### Data provided ###

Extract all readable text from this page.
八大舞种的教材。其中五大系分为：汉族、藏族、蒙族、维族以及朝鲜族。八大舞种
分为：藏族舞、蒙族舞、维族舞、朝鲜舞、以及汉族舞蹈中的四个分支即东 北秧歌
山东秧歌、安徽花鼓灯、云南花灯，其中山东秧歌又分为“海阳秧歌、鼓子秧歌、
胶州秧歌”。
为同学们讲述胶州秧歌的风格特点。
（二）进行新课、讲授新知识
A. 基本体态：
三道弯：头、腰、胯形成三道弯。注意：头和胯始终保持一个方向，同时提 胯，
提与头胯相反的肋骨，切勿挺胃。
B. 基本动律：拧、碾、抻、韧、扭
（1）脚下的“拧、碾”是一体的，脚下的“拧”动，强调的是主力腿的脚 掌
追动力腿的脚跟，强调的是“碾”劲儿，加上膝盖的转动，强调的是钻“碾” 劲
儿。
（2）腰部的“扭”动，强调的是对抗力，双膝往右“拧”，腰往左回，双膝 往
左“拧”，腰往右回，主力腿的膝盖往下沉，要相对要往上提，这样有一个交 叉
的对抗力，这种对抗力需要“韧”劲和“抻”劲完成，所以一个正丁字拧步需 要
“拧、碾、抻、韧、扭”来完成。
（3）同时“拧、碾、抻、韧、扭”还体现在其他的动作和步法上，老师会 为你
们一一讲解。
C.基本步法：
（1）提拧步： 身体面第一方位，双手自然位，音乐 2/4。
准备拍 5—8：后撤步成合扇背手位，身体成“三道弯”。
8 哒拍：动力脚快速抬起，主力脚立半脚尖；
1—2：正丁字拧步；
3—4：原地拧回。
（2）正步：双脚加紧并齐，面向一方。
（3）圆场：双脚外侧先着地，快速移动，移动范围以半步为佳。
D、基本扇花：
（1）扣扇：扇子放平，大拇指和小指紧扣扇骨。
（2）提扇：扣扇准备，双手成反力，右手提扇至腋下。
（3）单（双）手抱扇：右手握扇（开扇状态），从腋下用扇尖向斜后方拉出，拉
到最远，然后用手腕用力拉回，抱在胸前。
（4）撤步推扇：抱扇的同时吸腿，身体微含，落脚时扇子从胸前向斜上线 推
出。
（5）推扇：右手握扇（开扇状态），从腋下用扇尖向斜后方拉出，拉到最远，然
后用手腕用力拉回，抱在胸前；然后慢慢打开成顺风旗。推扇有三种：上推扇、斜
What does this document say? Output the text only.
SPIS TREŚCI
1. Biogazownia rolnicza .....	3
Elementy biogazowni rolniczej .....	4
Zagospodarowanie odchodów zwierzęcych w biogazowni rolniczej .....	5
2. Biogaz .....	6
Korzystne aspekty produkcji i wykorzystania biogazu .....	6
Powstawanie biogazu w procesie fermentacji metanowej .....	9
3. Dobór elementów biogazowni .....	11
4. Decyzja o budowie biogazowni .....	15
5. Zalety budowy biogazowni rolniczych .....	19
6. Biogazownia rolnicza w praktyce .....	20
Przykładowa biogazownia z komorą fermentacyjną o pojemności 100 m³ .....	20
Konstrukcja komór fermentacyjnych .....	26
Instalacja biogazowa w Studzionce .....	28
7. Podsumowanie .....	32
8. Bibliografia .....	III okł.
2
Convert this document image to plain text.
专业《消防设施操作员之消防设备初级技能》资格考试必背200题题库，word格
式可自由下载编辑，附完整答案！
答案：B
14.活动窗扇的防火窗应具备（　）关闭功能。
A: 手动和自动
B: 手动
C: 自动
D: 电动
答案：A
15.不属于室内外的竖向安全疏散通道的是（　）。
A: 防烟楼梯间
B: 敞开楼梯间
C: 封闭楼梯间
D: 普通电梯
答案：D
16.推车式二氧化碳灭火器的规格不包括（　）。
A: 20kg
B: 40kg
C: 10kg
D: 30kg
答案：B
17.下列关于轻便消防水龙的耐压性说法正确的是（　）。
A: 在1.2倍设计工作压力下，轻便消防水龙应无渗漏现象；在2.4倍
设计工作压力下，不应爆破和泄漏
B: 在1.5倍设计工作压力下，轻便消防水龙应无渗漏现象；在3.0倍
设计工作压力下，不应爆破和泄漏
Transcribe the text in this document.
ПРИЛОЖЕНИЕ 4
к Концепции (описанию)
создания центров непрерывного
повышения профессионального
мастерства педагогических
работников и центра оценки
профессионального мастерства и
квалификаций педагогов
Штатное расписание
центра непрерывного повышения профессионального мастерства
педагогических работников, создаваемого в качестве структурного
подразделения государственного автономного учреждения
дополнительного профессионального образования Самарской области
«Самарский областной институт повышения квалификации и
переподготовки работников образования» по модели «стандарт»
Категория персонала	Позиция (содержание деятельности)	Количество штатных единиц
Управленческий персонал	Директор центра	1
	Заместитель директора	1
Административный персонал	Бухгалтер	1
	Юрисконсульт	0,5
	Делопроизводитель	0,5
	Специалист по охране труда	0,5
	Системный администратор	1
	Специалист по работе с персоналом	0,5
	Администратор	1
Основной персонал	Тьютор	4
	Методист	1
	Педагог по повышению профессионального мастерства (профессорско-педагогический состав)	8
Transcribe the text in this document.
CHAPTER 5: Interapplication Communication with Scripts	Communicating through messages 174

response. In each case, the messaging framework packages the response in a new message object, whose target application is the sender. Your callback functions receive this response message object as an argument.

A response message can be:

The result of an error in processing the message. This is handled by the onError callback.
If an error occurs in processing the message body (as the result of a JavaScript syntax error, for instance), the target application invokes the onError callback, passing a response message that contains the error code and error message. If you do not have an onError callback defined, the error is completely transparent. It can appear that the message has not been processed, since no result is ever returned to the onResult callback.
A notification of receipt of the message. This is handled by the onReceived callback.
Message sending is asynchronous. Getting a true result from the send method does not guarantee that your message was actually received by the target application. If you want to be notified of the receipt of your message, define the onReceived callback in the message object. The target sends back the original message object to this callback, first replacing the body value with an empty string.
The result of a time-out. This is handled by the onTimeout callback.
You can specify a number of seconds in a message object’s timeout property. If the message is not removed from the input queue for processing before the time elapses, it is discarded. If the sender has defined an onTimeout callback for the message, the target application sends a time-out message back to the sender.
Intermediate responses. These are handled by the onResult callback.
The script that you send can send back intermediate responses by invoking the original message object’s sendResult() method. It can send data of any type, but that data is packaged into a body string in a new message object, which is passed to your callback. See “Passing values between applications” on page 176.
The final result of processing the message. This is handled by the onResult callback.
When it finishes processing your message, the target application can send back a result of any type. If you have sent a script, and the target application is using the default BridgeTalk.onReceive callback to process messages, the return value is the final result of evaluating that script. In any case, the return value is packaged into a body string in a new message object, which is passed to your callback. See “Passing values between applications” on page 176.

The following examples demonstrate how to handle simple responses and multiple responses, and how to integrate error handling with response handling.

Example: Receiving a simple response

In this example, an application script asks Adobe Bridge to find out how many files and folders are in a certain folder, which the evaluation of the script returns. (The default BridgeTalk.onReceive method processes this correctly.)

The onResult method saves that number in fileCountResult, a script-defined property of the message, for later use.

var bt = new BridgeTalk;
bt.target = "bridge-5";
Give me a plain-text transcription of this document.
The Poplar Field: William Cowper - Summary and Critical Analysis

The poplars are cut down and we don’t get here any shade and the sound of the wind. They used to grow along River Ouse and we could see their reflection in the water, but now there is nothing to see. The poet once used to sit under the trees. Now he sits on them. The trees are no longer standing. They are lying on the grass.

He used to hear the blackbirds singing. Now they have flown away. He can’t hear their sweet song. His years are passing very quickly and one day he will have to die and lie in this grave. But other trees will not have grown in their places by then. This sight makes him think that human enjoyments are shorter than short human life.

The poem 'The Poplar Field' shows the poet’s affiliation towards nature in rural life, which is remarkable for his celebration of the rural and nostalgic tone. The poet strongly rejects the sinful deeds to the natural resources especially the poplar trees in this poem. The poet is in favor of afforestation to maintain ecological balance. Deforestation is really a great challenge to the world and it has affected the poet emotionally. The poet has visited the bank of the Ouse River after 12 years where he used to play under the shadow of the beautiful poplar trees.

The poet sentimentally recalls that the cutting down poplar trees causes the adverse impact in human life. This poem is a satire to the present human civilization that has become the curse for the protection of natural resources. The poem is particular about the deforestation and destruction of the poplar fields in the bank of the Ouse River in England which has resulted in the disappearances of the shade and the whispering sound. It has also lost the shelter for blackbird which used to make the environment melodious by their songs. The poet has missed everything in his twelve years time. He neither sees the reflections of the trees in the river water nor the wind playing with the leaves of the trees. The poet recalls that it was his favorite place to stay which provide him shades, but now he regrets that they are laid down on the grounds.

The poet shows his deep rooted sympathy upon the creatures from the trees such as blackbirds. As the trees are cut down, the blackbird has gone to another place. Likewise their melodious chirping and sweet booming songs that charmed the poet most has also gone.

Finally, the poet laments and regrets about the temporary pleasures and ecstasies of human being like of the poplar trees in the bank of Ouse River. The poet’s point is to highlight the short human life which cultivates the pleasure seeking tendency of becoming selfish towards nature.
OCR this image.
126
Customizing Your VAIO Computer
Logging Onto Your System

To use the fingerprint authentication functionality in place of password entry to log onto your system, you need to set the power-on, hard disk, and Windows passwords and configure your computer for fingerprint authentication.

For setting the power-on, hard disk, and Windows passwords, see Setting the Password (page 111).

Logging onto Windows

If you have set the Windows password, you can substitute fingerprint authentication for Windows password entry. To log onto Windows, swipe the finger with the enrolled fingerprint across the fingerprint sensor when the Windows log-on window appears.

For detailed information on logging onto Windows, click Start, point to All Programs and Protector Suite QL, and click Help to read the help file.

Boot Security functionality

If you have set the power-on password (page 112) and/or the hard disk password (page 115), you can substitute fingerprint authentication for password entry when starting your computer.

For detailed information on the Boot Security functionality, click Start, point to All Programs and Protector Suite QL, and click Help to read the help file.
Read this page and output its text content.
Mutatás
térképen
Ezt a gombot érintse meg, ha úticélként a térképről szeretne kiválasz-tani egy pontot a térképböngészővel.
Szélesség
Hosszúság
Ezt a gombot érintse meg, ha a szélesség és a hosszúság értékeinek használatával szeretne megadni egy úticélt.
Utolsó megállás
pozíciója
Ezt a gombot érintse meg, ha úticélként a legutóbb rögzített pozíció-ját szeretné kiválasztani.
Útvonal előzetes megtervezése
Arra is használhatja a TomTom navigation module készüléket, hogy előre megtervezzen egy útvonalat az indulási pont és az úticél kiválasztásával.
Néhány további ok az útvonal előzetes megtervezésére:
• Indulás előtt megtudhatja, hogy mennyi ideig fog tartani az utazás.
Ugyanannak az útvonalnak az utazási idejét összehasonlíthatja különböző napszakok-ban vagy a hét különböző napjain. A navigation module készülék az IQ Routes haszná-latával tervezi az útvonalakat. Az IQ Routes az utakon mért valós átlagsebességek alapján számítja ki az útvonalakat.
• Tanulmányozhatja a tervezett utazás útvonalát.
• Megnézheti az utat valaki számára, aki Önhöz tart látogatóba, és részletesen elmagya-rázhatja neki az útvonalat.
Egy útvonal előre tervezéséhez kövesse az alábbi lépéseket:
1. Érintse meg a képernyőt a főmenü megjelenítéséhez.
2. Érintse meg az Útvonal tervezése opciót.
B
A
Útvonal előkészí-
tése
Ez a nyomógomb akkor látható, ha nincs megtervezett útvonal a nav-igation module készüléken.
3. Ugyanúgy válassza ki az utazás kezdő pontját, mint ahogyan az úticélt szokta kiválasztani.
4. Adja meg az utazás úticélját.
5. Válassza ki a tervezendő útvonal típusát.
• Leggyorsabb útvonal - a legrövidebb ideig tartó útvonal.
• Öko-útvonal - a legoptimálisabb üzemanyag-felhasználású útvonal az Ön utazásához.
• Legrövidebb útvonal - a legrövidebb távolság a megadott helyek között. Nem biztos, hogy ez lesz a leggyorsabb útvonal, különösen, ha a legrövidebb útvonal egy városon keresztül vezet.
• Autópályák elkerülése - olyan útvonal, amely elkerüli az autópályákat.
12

###

- _Directive_
Search the entries for the word "detailed" and pick out every line that holds it.

- _Task output_
For detailed information on logging onto Windows, click Start, point to All Programs and Protector Suite QL, and click Help to read the help file.
For detailed information on the Boot Security functionality, click Start, point to All Programs and Protector Suite QL, and click Help to read the help file.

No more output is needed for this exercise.